▶ AIM:
Reproduce all of the material exactly as shown.

-------- SUPPLIED DATA --------

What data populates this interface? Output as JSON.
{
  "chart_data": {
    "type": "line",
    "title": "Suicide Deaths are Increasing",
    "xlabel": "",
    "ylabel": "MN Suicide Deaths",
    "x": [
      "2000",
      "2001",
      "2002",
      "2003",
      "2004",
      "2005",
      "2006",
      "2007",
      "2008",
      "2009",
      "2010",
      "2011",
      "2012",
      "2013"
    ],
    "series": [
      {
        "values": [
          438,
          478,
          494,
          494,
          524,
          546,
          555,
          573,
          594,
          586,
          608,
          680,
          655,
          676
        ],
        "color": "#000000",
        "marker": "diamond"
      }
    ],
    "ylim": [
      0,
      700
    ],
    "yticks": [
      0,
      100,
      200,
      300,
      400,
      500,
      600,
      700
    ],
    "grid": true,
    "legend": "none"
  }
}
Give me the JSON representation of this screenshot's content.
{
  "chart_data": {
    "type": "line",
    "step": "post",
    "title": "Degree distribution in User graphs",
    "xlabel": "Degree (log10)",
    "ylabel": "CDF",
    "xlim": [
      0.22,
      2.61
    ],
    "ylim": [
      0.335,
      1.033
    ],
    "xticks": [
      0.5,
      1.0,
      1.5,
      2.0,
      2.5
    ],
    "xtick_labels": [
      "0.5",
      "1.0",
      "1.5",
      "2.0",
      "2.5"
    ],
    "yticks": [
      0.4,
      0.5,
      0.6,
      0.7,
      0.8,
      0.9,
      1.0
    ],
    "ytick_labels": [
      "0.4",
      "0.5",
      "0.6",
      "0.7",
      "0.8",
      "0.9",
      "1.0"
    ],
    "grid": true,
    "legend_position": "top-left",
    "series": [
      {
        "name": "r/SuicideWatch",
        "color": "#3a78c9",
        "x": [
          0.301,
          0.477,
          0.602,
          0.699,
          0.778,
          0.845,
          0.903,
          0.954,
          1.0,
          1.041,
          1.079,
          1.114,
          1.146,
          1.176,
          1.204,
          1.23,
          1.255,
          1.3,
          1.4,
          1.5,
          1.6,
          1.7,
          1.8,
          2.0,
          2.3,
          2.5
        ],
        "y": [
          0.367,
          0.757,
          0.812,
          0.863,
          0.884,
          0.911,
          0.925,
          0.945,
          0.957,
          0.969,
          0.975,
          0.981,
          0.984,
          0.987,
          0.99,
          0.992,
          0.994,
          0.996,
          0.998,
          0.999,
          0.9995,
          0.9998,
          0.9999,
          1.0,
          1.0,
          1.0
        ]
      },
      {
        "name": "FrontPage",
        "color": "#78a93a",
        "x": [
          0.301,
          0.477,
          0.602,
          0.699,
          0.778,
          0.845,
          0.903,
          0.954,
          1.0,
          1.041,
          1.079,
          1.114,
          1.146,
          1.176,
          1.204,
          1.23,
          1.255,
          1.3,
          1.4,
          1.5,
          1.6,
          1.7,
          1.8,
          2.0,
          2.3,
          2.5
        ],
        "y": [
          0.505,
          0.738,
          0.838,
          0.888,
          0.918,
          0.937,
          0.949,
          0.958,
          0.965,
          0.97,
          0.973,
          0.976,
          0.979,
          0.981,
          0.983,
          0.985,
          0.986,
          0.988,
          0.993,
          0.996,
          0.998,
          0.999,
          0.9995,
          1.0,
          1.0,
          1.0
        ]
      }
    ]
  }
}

--------

▶ WRITTEN SOLUTION:
What data populates this interface? Output as JSON.
{
  "chart_data": {
    "type": "line",
    "title": "Suicide Deaths are Increasing",
    "xlabel": "",
    "ylabel": "MN Suicide Deaths",
    "x": [
      "2000",
      "2001",
      "2002",
      "2003",
      "2004",
      "2005",
      "2006",
      "2007",
      "2008",
      "2009",
      "2010",
      "2011",
      "2012",
      "2013"
    ],
    "series": [
      {
        "values": [
          438,
          478,
          494,
          494,
          524,
          546,
          555,
          573,
          594,
          586,
          608,
          680,
          655,
          676
        ],
        "color": "#000000",
        "marker": "diamond"
      }
    ],
    "ylim": [
      0,
      700
    ],
    "yticks": [
      0,
      100,
      200,
      300,
      400,
      500,
      600,
      700
    ],
    "grid": true,
    "legend": "none"
  }
}
Give me the JSON representation of this screenshot's content.
{
  "chart_data": {
    "type": "line",
    "step": "post",
    "title": "Degree distribution in User graphs",
    "xlabel": "Degree (log10)",
    "ylabel": "CDF",
    "xlim": [
      0.22,
      2.61
    ],
    "ylim": [
      0.335,
      1.033
    ],
    "xticks": [
      0.5,
      1.0,
      1.5,
      2.0,
      2.5
    ],
    "xtick_labels": [
      "0.5",
      "1.0",
      "1.5",
      "2.0",
      "2.5"
    ],
    "yticks": [
      0.4,
      0.5,
      0.6,
      0.7,
      0.8,
      0.9,
      1.0
    ],
    "ytick_labels": [
      "0.4",
      "0.5",
      "0.6",
      "0.7",
      "0.8",
      "0.9",
      "1.0"
    ],
    "grid": true,
    "legend_position": "top-left",
    "series": [
      {
        "name": "r/SuicideWatch",
        "color": "#3a78c9",
        "x": [
          0.301,
          0.477,
          0.602,
          0.699,
          0.778,
          0.845,
          0.903,
          0.954,
          1.0,
          1.041,
          1.079,
          1.114,
          1.146,
          1.176,
          1.204,
          1.23,
          1.255,
          1.3,
          1.4,
          1.5,
          1.6,
          1.7,
          1.8,
          2.0,
          2.3,
          2.5
        ],
        "y": [
          0.367,
          0.757,
          0.812,
          0.863,
          0.884,
          0.911,
          0.925,
          0.945,
          0.957,
          0.969,
          0.975,
          0.981,
          0.984,
          0.987,
          0.99,
          0.992,
          0.994,
          0.996,
          0.998,
          0.999,
          0.9995,
          0.9998,
          0.9999,
          1.0,
          1.0,
          1.0
        ]
      },
      {
        "name": "FrontPage",
        "color": "#78a93a",
        "x": [
          0.301,
          0.477,
          0.602,
          0.699,
          0.778,
          0.845,
          0.903,
          0.954,
          1.0,
          1.041,
          1.079,
          1.114,
          1.146,
          1.176,
          1.204,
          1.23,
          1.255,
          1.3,
          1.4,
          1.5,
          1.6,
          1.7,
          1.8,
          2.0,
          2.3,
          2.5
        ],
        "y": [
          0.505,
          0.738,
          0.838,
          0.888,
          0.918,
          0.937,
          0.949,
          0.958,
          0.965,
          0.97,
          0.973,
          0.976,
          0.979,
          0.981,
          0.983,
          0.985,
          0.986,
          0.988,
          0.993,
          0.996,
          0.998,
          0.999,
          0.9995,
          1.0,
          1.0,
          1.0
        ]
      }
    ]
  }
}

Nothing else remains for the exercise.